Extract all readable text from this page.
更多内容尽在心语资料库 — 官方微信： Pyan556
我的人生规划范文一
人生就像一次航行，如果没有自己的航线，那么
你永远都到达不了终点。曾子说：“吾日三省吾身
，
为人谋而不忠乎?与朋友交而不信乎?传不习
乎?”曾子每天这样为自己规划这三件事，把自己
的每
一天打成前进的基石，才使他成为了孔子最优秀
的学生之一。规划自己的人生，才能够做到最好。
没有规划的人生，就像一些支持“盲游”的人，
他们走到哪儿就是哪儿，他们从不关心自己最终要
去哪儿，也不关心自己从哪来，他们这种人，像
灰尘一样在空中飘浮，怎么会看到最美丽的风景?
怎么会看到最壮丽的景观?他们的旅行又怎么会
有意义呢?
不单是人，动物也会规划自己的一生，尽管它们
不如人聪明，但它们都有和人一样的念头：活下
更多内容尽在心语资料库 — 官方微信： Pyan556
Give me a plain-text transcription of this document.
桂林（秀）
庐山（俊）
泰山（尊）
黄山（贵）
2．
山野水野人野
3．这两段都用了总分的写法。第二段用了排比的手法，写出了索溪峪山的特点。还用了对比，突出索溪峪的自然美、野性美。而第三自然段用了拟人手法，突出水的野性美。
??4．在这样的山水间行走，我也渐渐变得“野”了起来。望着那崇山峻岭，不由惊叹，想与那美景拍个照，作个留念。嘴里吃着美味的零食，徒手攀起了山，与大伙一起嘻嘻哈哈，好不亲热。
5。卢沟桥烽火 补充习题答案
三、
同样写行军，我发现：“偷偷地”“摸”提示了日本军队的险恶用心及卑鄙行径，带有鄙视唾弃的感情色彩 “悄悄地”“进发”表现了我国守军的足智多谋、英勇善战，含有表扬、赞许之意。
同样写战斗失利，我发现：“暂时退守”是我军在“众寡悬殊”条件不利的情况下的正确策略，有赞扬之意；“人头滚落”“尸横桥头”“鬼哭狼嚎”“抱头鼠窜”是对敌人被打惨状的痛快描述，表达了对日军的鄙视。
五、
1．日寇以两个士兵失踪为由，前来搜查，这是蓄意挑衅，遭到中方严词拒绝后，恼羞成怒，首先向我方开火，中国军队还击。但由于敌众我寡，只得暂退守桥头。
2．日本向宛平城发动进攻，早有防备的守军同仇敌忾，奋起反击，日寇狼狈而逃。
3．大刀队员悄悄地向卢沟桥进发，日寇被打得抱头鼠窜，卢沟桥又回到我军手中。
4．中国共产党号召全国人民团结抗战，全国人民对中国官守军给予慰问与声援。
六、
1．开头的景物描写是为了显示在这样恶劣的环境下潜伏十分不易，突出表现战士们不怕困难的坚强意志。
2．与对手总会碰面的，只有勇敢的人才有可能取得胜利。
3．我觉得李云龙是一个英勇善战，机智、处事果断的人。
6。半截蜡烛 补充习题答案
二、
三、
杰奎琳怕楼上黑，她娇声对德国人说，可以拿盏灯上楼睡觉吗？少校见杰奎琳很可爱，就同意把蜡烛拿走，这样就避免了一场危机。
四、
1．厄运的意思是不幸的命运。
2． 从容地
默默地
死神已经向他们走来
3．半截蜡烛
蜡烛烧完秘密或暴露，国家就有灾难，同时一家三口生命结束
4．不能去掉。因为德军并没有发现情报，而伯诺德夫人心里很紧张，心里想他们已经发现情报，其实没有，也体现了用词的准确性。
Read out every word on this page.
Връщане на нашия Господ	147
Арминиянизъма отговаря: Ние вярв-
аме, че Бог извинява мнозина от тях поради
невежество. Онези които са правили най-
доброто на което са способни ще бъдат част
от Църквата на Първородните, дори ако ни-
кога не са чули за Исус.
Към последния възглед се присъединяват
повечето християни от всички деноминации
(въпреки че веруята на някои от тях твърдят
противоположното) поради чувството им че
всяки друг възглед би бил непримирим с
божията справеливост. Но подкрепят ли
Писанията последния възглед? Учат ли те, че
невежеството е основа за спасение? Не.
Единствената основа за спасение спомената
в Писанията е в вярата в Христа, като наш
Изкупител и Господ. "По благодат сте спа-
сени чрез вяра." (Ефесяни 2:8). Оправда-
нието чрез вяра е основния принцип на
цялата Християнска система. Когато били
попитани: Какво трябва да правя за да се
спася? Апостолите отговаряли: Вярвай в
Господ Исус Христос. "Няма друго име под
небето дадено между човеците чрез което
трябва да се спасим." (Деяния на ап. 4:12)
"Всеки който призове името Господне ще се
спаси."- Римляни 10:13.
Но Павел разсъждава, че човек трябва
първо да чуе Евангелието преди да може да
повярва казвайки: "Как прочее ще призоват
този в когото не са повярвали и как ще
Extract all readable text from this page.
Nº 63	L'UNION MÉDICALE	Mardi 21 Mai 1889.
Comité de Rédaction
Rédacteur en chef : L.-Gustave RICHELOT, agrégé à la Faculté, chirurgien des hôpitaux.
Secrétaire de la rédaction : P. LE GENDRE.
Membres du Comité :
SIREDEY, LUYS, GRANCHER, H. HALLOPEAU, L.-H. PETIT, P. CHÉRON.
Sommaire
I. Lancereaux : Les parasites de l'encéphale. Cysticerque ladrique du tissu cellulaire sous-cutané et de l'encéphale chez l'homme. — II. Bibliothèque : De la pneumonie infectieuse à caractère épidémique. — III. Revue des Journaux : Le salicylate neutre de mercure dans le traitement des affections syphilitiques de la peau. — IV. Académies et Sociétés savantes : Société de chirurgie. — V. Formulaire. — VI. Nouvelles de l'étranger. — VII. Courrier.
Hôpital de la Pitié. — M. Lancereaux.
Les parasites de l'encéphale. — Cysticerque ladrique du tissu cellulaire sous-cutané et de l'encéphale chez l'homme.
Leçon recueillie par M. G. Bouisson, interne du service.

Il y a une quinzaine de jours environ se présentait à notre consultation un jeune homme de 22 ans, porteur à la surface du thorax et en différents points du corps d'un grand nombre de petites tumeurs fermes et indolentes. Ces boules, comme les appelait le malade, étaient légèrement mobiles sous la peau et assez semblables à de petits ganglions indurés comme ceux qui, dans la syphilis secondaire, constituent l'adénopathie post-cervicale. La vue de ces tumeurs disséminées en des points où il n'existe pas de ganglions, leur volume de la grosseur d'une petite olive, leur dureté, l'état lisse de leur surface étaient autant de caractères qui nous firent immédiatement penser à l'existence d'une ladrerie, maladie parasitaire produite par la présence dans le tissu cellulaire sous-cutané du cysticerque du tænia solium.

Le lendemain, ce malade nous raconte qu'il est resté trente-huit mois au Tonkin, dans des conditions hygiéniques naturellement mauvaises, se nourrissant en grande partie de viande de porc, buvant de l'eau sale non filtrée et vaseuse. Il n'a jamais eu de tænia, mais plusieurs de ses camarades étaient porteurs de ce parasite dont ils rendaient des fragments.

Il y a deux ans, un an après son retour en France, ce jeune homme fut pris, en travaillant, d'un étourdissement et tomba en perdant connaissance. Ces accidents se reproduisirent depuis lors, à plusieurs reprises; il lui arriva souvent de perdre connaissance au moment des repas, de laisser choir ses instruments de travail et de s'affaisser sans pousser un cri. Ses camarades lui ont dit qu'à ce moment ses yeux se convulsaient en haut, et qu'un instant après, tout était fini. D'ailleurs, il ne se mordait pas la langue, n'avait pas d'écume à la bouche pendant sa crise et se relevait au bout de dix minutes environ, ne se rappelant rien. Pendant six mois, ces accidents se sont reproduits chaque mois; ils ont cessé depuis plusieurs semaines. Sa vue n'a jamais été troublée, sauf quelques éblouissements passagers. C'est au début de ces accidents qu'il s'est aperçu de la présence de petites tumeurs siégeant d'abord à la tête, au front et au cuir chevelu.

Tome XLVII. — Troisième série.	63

════

Problem requirements: Every line of the records above needs to be given again exactly.

Answer for this exercise:
Extract all readable text from this page.
更多内容尽在心语资料库 — 官方微信： Pyan556
我的人生规划范文一
人生就像一次航行，如果没有自己的航线，那么
你永远都到达不了终点。曾子说：“吾日三省吾身
，
为人谋而不忠乎?与朋友交而不信乎?传不习
乎?”曾子每天这样为自己规划这三件事，把自己
的每
一天打成前进的基石，才使他成为了孔子最优秀
的学生之一。规划自己的人生，才能够做到最好。
没有规划的人生，就像一些支持“盲游”的人，
他们走到哪儿就是哪儿，他们从不关心自己最终要
去哪儿，也不关心自己从哪来，他们这种人，像
灰尘一样在空中飘浮，怎么会看到最美丽的风景?
怎么会看到最壮丽的景观?他们的旅行又怎么会
有意义呢?
不单是人，动物也会规划自己的一生，尽管它们
不如人聪明，但它们都有和人一样的念头：活下
更多内容尽在心语资料库 — 官方微信： Pyan556
Give me a plain-text transcription of this document.
桂林（秀）
庐山（俊）
泰山（尊）
黄山（贵）
2．
山野水野人野
3．这两段都用了总分的写法。第二段用了排比的手法，写出了索溪峪山的特点。还用了对比，突出索溪峪的自然美、野性美。而第三自然段用了拟人手法，突出水的野性美。
??4．在这样的山水间行走，我也渐渐变得“野”了起来。望着那崇山峻岭，不由惊叹，想与那美景拍个照，作个留念。嘴里吃着美味的零食，徒手攀起了山，与大伙一起嘻嘻哈哈，好不亲热。
5。卢沟桥烽火 补充习题答案
三、
同样写行军，我发现：“偷偷地”“摸”提示了日本军队的险恶用心及卑鄙行径，带有鄙视唾弃的感情色彩 “悄悄地”“进发”表现了我国守军的足智多谋、英勇善战，含有表扬、赞许之意。
同样写战斗失利，我发现：“暂时退守”是我军在“众寡悬殊”条件不利的情况下的正确策略，有赞扬之意；“人头滚落”“尸横桥头”“鬼哭狼嚎”“抱头鼠窜”是对敌人被打惨状的痛快描述，表达了对日军的鄙视。
五、
1．日寇以两个士兵失踪为由，前来搜查，这是蓄意挑衅，遭到中方严词拒绝后，恼羞成怒，首先向我方开火，中国军队还击。但由于敌众我寡，只得暂退守桥头。
2．日本向宛平城发动进攻，早有防备的守军同仇敌忾，奋起反击，日寇狼狈而逃。
3．大刀队员悄悄地向卢沟桥进发，日寇被打得抱头鼠窜，卢沟桥又回到我军手中。
4．中国共产党号召全国人民团结抗战，全国人民对中国官守军给予慰问与声援。
六、
1．开头的景物描写是为了显示在这样恶劣的环境下潜伏十分不易，突出表现战士们不怕困难的坚强意志。
2．与对手总会碰面的，只有勇敢的人才有可能取得胜利。
3．我觉得李云龙是一个英勇善战，机智、处事果断的人。
6。半截蜡烛 补充习题答案
二、
三、
杰奎琳怕楼上黑，她娇声对德国人说，可以拿盏灯上楼睡觉吗？少校见杰奎琳很可爱，就同意把蜡烛拿走，这样就避免了一场危机。
四、
1．厄运的意思是不幸的命运。
2． 从容地
默默地
死神已经向他们走来
3．半截蜡烛
蜡烛烧完秘密或暴露，国家就有灾难，同时一家三口生命结束
4．不能去掉。因为德军并没有发现情报，而伯诺德夫人心里很紧张，心里想他们已经发现情报，其实没有，也体现了用词的准确性。
Read out every word on this page.
Връщане на нашия Господ	147
Арминиянизъма отговаря: Ние вярв-
аме, че Бог извинява мнозина от тях поради
невежество. Онези които са правили най-
доброто на което са способни ще бъдат част
от Църквата на Първородните, дори ако ни-
кога не са чули за Исус.
Към последния възглед се присъединяват
повечето християни от всички деноминации
(въпреки че веруята на някои от тях твърдят
противоположното) поради чувството им че
всяки друг възглед би бил непримирим с
божията справеливост. Но подкрепят ли
Писанията последния възглед? Учат ли те, че
невежеството е основа за спасение? Не.
Единствената основа за спасение спомената
в Писанията е в вярата в Христа, като наш
Изкупител и Господ. "По благодат сте спа-
сени чрез вяра." (Ефесяни 2:8). Оправда-
нието чрез вяра е основния принцип на
цялата Християнска система. Когато били
попитани: Какво трябва да правя за да се
спася? Апостолите отговаряли: Вярвай в
Господ Исус Христос. "Няма друго име под
небето дадено между човеците чрез което
трябва да се спасим." (Деяния на ап. 4:12)
"Всеки който призове името Господне ще се
спаси."- Римляни 10:13.
Но Павел разсъждава, че човек трябва
първо да чуе Евангелието преди да може да
повярва казвайки: "Как прочее ще призоват
този в когото не са повярвали и как ще
Extract all readable text from this page.
Nº 63	L'UNION MÉDICALE	Mardi 21 Mai 1889.
Comité de Rédaction
Rédacteur en chef : L.-Gustave RICHELOT, agrégé à la Faculté, chirurgien des hôpitaux.
Secrétaire de la rédaction : P. LE GENDRE.
Membres du Comité :
SIREDEY, LUYS, GRANCHER, H. HALLOPEAU, L.-H. PETIT, P. CHÉRON.
Sommaire
I. Lancereaux : Les parasites de l'encéphale. Cysticerque ladrique du tissu cellulaire sous-cutané et de l'encéphale chez l'homme. — II. Bibliothèque : De la pneumonie infectieuse à caractère épidémique. — III. Revue des Journaux : Le salicylate neutre de mercure dans le traitement des affections syphilitiques de la peau. — IV. Académies et Sociétés savantes : Société de chirurgie. — V. Formulaire. — VI. Nouvelles de l'étranger. — VII. Courrier.
Hôpital de la Pitié. — M. Lancereaux.
Les parasites de l'encéphale. — Cysticerque ladrique du tissu cellulaire sous-cutané et de l'encéphale chez l'homme.
Leçon recueillie par M. G. Bouisson, interne du service.

Il y a une quinzaine de jours environ se présentait à notre consultation un jeune homme de 22 ans, porteur à la surface du thorax et en différents points du corps d'un grand nombre de petites tumeurs fermes et indolentes. Ces boules, comme les appelait le malade, étaient légèrement mobiles sous la peau et assez semblables à de petits ganglions indurés comme ceux qui, dans la syphilis secondaire, constituent l'adénopathie post-cervicale. La vue de ces tumeurs disséminées en des points où il n'existe pas de ganglions, leur volume de la grosseur d'une petite olive, leur dureté, l'état lisse de leur surface étaient autant de caractères qui nous firent immédiatement penser à l'existence d'une ladrerie, maladie parasitaire produite par la présence dans le tissu cellulaire sous-cutané du cysticerque du tænia solium.

Le lendemain, ce malade nous raconte qu'il est resté trente-huit mois au Tonkin, dans des conditions hygiéniques naturellement mauvaises, se nourrissant en grande partie de viande de porc, buvant de l'eau sale non filtrée et vaseuse. Il n'a jamais eu de tænia, mais plusieurs de ses camarades étaient porteurs de ce parasite dont ils rendaient des fragments.

Il y a deux ans, un an après son retour en France, ce jeune homme fut pris, en travaillant, d'un étourdissement et tomba en perdant connaissance. Ces accidents se reproduisirent depuis lors, à plusieurs reprises; il lui arriva souvent de perdre connaissance au moment des repas, de laisser choir ses instruments de travail et de s'affaisser sans pousser un cri. Ses camarades lui ont dit qu'à ce moment ses yeux se convulsaient en haut, et qu'un instant après, tout était fini. D'ailleurs, il ne se mordait pas la langue, n'avait pas d'écume à la bouche pendant sa crise et se relevait au bout de dix minutes environ, ne se rappelant rien. Pendant six mois, ces accidents se sont reproduits chaque mois; ils ont cessé depuis plusieurs semaines. Sa vue n'a jamais été troublée, sauf quelques éblouissements passagers. C'est au début de ces accidents qu'il s'est aperçu de la présence de petites tumeurs siégeant d'abord à la tête, au front et au cuir chevelu.

Tome XLVII. — Troisième série.	63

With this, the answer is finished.